(Records from a collection)
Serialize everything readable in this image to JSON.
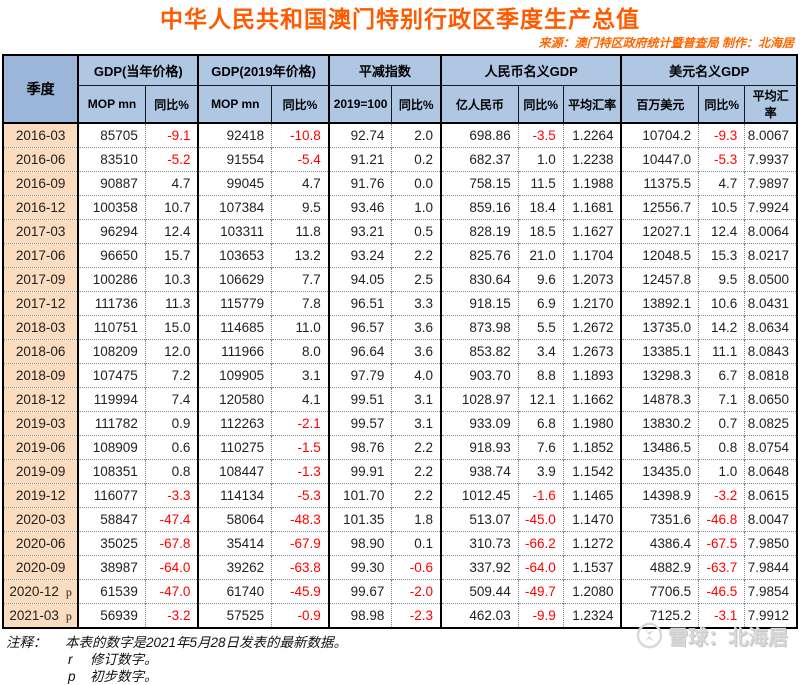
{
  "title": "中华人民共和国澳门特别行政区季度生产总值",
  "source_line": "来源：澳门特区政府统计暨普查局  制作：北海居",
  "colors": {
    "title_orange": "#ff5a00",
    "header_blue": "#afc7e3",
    "corner_blue": "#9bb6d8",
    "quarter_peach": "#fbdcbe",
    "negative_red": "#ff0000"
  },
  "table": {
    "corner_header": "季度",
    "groups": [
      {
        "label": "GDP(当年价格)",
        "cols": [
          "MOP mn",
          "同比%"
        ]
      },
      {
        "label": "GDP(2019年价格)",
        "cols": [
          "MOP mn",
          "同比%"
        ]
      },
      {
        "label": "平减指数",
        "cols": [
          "2019=100",
          "同比%"
        ]
      },
      {
        "label": "人民币名义GDP",
        "cols": [
          "亿人民币",
          "同比%",
          "平均汇率"
        ]
      },
      {
        "label": "美元名义GDP",
        "cols": [
          "百万美元",
          "同比%",
          "平均汇率"
        ]
      }
    ],
    "rows": [
      {
        "quarter": "2016-03",
        "note": "",
        "values": [
          "85705",
          "-9.1",
          "92418",
          "-10.8",
          "92.74",
          "2.0",
          "698.86",
          "-3.5",
          "1.2264",
          "10704.2",
          "-9.3",
          "8.0067"
        ]
      },
      {
        "quarter": "2016-06",
        "note": "",
        "values": [
          "83510",
          "-5.2",
          "91554",
          "-5.4",
          "91.21",
          "0.2",
          "682.37",
          "1.0",
          "1.2238",
          "10447.0",
          "-5.3",
          "7.9937"
        ]
      },
      {
        "quarter": "2016-09",
        "note": "",
        "values": [
          "90887",
          "4.7",
          "99045",
          "4.7",
          "91.76",
          "0.0",
          "758.15",
          "11.5",
          "1.1988",
          "11375.5",
          "4.7",
          "7.9897"
        ]
      },
      {
        "quarter": "2016-12",
        "note": "",
        "values": [
          "100358",
          "10.7",
          "107384",
          "9.5",
          "93.46",
          "1.0",
          "859.16",
          "18.4",
          "1.1681",
          "12556.7",
          "10.5",
          "7.9924"
        ]
      },
      {
        "quarter": "2017-03",
        "note": "",
        "values": [
          "96294",
          "12.4",
          "103311",
          "11.8",
          "93.21",
          "0.5",
          "828.19",
          "18.5",
          "1.1627",
          "12027.1",
          "12.4",
          "8.0064"
        ]
      },
      {
        "quarter": "2017-06",
        "note": "",
        "values": [
          "96650",
          "15.7",
          "103653",
          "13.2",
          "93.24",
          "2.2",
          "825.76",
          "21.0",
          "1.1704",
          "12048.5",
          "15.3",
          "8.0217"
        ]
      },
      {
        "quarter": "2017-09",
        "note": "",
        "values": [
          "100286",
          "10.3",
          "106629",
          "7.7",
          "94.05",
          "2.5",
          "830.64",
          "9.6",
          "1.2073",
          "12457.8",
          "9.5",
          "8.0500"
        ]
      },
      {
        "quarter": "2017-12",
        "note": "",
        "values": [
          "111736",
          "11.3",
          "115779",
          "7.8",
          "96.51",
          "3.3",
          "918.15",
          "6.9",
          "1.2170",
          "13892.1",
          "10.6",
          "8.0431"
        ]
      },
      {
        "quarter": "2018-03",
        "note": "",
        "values": [
          "110751",
          "15.0",
          "114685",
          "11.0",
          "96.57",
          "3.6",
          "873.98",
          "5.5",
          "1.2672",
          "13735.0",
          "14.2",
          "8.0634"
        ]
      },
      {
        "quarter": "2018-06",
        "note": "",
        "values": [
          "108209",
          "12.0",
          "111966",
          "8.0",
          "96.64",
          "3.6",
          "853.82",
          "3.4",
          "1.2673",
          "13385.1",
          "11.1",
          "8.0843"
        ]
      },
      {
        "quarter": "2018-09",
        "note": "",
        "values": [
          "107475",
          "7.2",
          "109905",
          "3.1",
          "97.79",
          "4.0",
          "903.70",
          "8.8",
          "1.1893",
          "13298.3",
          "6.7",
          "8.0818"
        ]
      },
      {
        "quarter": "2018-12",
        "note": "",
        "values": [
          "119994",
          "7.4",
          "120580",
          "4.1",
          "99.51",
          "3.1",
          "1028.97",
          "12.1",
          "1.1662",
          "14878.3",
          "7.1",
          "8.0650"
        ]
      },
      {
        "quarter": "2019-03",
        "note": "",
        "values": [
          "111782",
          "0.9",
          "112263",
          "-2.1",
          "99.57",
          "3.1",
          "933.09",
          "6.8",
          "1.1980",
          "13830.2",
          "0.7",
          "8.0825"
        ]
      },
      {
        "quarter": "2019-06",
        "note": "",
        "values": [
          "108909",
          "0.6",
          "110275",
          "-1.5",
          "98.76",
          "2.2",
          "918.93",
          "7.6",
          "1.1852",
          "13486.5",
          "0.8",
          "8.0754"
        ]
      },
      {
        "quarter": "2019-09",
        "note": "",
        "values": [
          "108351",
          "0.8",
          "108447",
          "-1.3",
          "99.91",
          "2.2",
          "938.74",
          "3.9",
          "1.1542",
          "13435.0",
          "1.0",
          "8.0648"
        ]
      },
      {
        "quarter": "2019-12",
        "note": "",
        "values": [
          "116077",
          "-3.3",
          "114134",
          "-5.3",
          "101.70",
          "2.2",
          "1012.45",
          "-1.6",
          "1.1465",
          "14398.9",
          "-3.2",
          "8.0615"
        ]
      },
      {
        "quarter": "2020-03",
        "note": "",
        "values": [
          "58847",
          "-47.4",
          "58064",
          "-48.3",
          "101.35",
          "1.8",
          "513.07",
          "-45.0",
          "1.1470",
          "7351.6",
          "-46.8",
          "8.0047"
        ]
      },
      {
        "quarter": "2020-06",
        "note": "",
        "values": [
          "35025",
          "-67.8",
          "35414",
          "-67.9",
          "98.90",
          "0.1",
          "310.73",
          "-66.2",
          "1.1272",
          "4386.4",
          "-67.5",
          "7.9850"
        ]
      },
      {
        "quarter": "2020-09",
        "note": "",
        "values": [
          "38987",
          "-64.0",
          "39262",
          "-63.8",
          "99.30",
          "-0.6",
          "337.92",
          "-64.0",
          "1.1537",
          "4882.9",
          "-63.7",
          "7.9844"
        ]
      },
      {
        "quarter": "2020-12",
        "note": "p",
        "values": [
          "61539",
          "-47.0",
          "61740",
          "-45.9",
          "99.67",
          "-2.0",
          "509.44",
          "-49.7",
          "1.2080",
          "7706.5",
          "-46.5",
          "7.9854"
        ]
      },
      {
        "quarter": "2021-03",
        "note": "p",
        "values": [
          "56939",
          "-3.2",
          "57525",
          "-0.9",
          "98.98",
          "-2.3",
          "462.03",
          "-9.9",
          "1.2324",
          "7125.2",
          "-3.1",
          "7.9912"
        ]
      }
    ]
  },
  "notes": {
    "label": "注释：",
    "line1": "本表的数字是2021年5月28日发表的最新数据。",
    "line2_mark": "r",
    "line2_text": "修订数字。",
    "line3_mark": "p",
    "line3_text": "初步数字。"
  },
  "watermark": {
    "logo": "xueqiu-logo",
    "text": "雪球：北海居"
  }
}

### EXERCISE DESCRIPTION
Write the records above out again exactly, with no pictures in your copy.

### TASK SOLUTION
Serialize everything readable in this image to JSON.
{
  "title": "中华人民共和国澳门特别行政区季度生产总值",
  "source_line": "来源：澳门特区政府统计暨普查局  制作：北海居",
  "colors": {
    "title_orange": "#ff5a00",
    "header_blue": "#afc7e3",
    "corner_blue": "#9bb6d8",
    "quarter_peach": "#fbdcbe",
    "negative_red": "#ff0000"
  },
  "table": {
    "corner_header": "季度",
    "groups": [
      {
        "label": "GDP(当年价格)",
        "cols": [
          "MOP mn",
          "同比%"
        ]
      },
      {
        "label": "GDP(2019年价格)",
        "cols": [
          "MOP mn",
          "同比%"
        ]
      },
      {
        "label": "平减指数",
        "cols": [
          "2019=100",
          "同比%"
        ]
      },
      {
        "label": "人民币名义GDP",
        "cols": [
          "亿人民币",
          "同比%",
          "平均汇率"
        ]
      },
      {
        "label": "美元名义GDP",
        "cols": [
          "百万美元",
          "同比%",
          "平均汇率"
        ]
      }
    ],
    "rows": [
      {
        "quarter": "2016-03",
        "note": "",
        "values": [
          "85705",
          "-9.1",
          "92418",
          "-10.8",
          "92.74",
          "2.0",
          "698.86",
          "-3.5",
          "1.2264",
          "10704.2",
          "-9.3",
          "8.0067"
        ]
      },
      {
        "quarter": "2016-06",
        "note": "",
        "values": [
          "83510",
          "-5.2",
          "91554",
          "-5.4",
          "91.21",
          "0.2",
          "682.37",
          "1.0",
          "1.2238",
          "10447.0",
          "-5.3",
          "7.9937"
        ]
      },
      {
        "quarter": "2016-09",
        "note": "",
        "values": [
          "90887",
          "4.7",
          "99045",
          "4.7",
          "91.76",
          "0.0",
          "758.15",
          "11.5",
          "1.1988",
          "11375.5",
          "4.7",
          "7.9897"
        ]
      },
      {
        "quarter": "2016-12",
        "note": "",
        "values": [
          "100358",
          "10.7",
          "107384",
          "9.5",
          "93.46",
          "1.0",
          "859.16",
          "18.4",
          "1.1681",
          "12556.7",
          "10.5",
          "7.9924"
        ]
      },
      {
        "quarter": "2017-03",
        "note": "",
        "values": [
          "96294",
          "12.4",
          "103311",
          "11.8",
          "93.21",
          "0.5",
          "828.19",
          "18.5",
          "1.1627",
          "12027.1",
          "12.4",
          "8.0064"
        ]
      },
      {
        "quarter": "2017-06",
        "note": "",
        "values": [
          "96650",
          "15.7",
          "103653",
          "13.2",
          "93.24",
          "2.2",
          "825.76",
          "21.0",
          "1.1704",
          "12048.5",
          "15.3",
          "8.0217"
        ]
      },
      {
        "quarter": "2017-09",
        "note": "",
        "values": [
          "100286",
          "10.3",
          "106629",
          "7.7",
          "94.05",
          "2.5",
          "830.64",
          "9.6",
          "1.2073",
          "12457.8",
          "9.5",
          "8.0500"
        ]
      },
      {
        "quarter": "2017-12",
        "note": "",
        "values": [
          "111736",
          "11.3",
          "115779",
          "7.8",
          "96.51",
          "3.3",
          "918.15",
          "6.9",
          "1.2170",
          "13892.1",
          "10.6",
          "8.0431"
        ]
      },
      {
        "quarter": "2018-03",
        "note": "",
        "values": [
          "110751",
          "15.0",
          "114685",
          "11.0",
          "96.57",
          "3.6",
          "873.98",
          "5.5",
          "1.2672",
          "13735.0",
          "14.2",
          "8.0634"
        ]
      },
      {
        "quarter": "2018-06",
        "note": "",
        "values": [
          "108209",
          "12.0",
          "111966",
          "8.0",
          "96.64",
          "3.6",
          "853.82",
          "3.4",
          "1.2673",
          "13385.1",
          "11.1",
          "8.0843"
        ]
      },
      {
        "quarter": "2018-09",
        "note": "",
        "values": [
          "107475",
          "7.2",
          "109905",
          "3.1",
          "97.79",
          "4.0",
          "903.70",
          "8.8",
          "1.1893",
          "13298.3",
          "6.7",
          "8.0818"
        ]
      },
      {
        "quarter": "2018-12",
        "note": "",
        "values": [
          "119994",
          "7.4",
          "120580",
          "4.1",
          "99.51",
          "3.1",
          "1028.97",
          "12.1",
          "1.1662",
          "14878.3",
          "7.1",
          "8.0650"
        ]
      },
      {
        "quarter": "2019-03",
        "note": "",
        "values": [
          "111782",
          "0.9",
          "112263",
          "-2.1",
          "99.57",
          "3.1",
          "933.09",
          "6.8",
          "1.1980",
          "13830.2",
          "0.7",
          "8.0825"
        ]
      },
      {
        "quarter": "2019-06",
        "note": "",
        "values": [
          "108909",
          "0.6",
          "110275",
          "-1.5",
          "98.76",
          "2.2",
          "918.93",
          "7.6",
          "1.1852",
          "13486.5",
          "0.8",
          "8.0754"
        ]
      },
      {
        "quarter": "2019-09",
        "note": "",
        "values": [
          "108351",
          "0.8",
          "108447",
          "-1.3",
          "99.91",
          "2.2",
          "938.74",
          "3.9",
          "1.1542",
          "13435.0",
          "1.0",
          "8.0648"
        ]
      },
      {
        "quarter": "2019-12",
        "note": "",
        "values": [
          "116077",
          "-3.3",
          "114134",
          "-5.3",
          "101.70",
          "2.2",
          "1012.45",
          "-1.6",
          "1.1465",
          "14398.9",
          "-3.2",
          "8.0615"
        ]
      },
      {
        "quarter": "2020-03",
        "note": "",
        "values": [
          "58847",
          "-47.4",
          "58064",
          "-48.3",
          "101.35",
          "1.8",
          "513.07",
          "-45.0",
          "1.1470",
          "7351.6",
          "-46.8",
          "8.0047"
        ]
      },
      {
        "quarter": "2020-06",
        "note": "",
        "values": [
          "35025",
          "-67.8",
          "35414",
          "-67.9",
          "98.90",
          "0.1",
          "310.73",
          "-66.2",
          "1.1272",
          "4386.4",
          "-67.5",
          "7.9850"
        ]
      },
      {
        "quarter": "2020-09",
        "note": "",
        "values": [
          "38987",
          "-64.0",
          "39262",
          "-63.8",
          "99.30",
          "-0.6",
          "337.92",
          "-64.0",
          "1.1537",
          "4882.9",
          "-63.7",
          "7.9844"
        ]
      },
      {
        "quarter": "2020-12",
        "note": "p",
        "values": [
          "61539",
          "-47.0",
          "61740",
          "-45.9",
          "99.67",
          "-2.0",
          "509.44",
          "-49.7",
          "1.2080",
          "7706.5",
          "-46.5",
          "7.9854"
        ]
      },
      {
        "quarter": "2021-03",
        "note": "p",
        "values": [
          "56939",
          "-3.2",
          "57525",
          "-0.9",
          "98.98",
          "-2.3",
          "462.03",
          "-9.9",
          "1.2324",
          "7125.2",
          "-3.1",
          "7.9912"
        ]
      }
    ]
  },
  "notes": {
    "label": "注释：",
    "line1": "本表的数字是2021年5月28日发表的最新数据。",
    "line2_mark": "r",
    "line2_text": "修订数字。",
    "line3_mark": "p",
    "line3_text": "初步数字。"
  },
  "watermark": {
    "logo": "xueqiu-logo",
    "text": "雪球：北海居"
  }
}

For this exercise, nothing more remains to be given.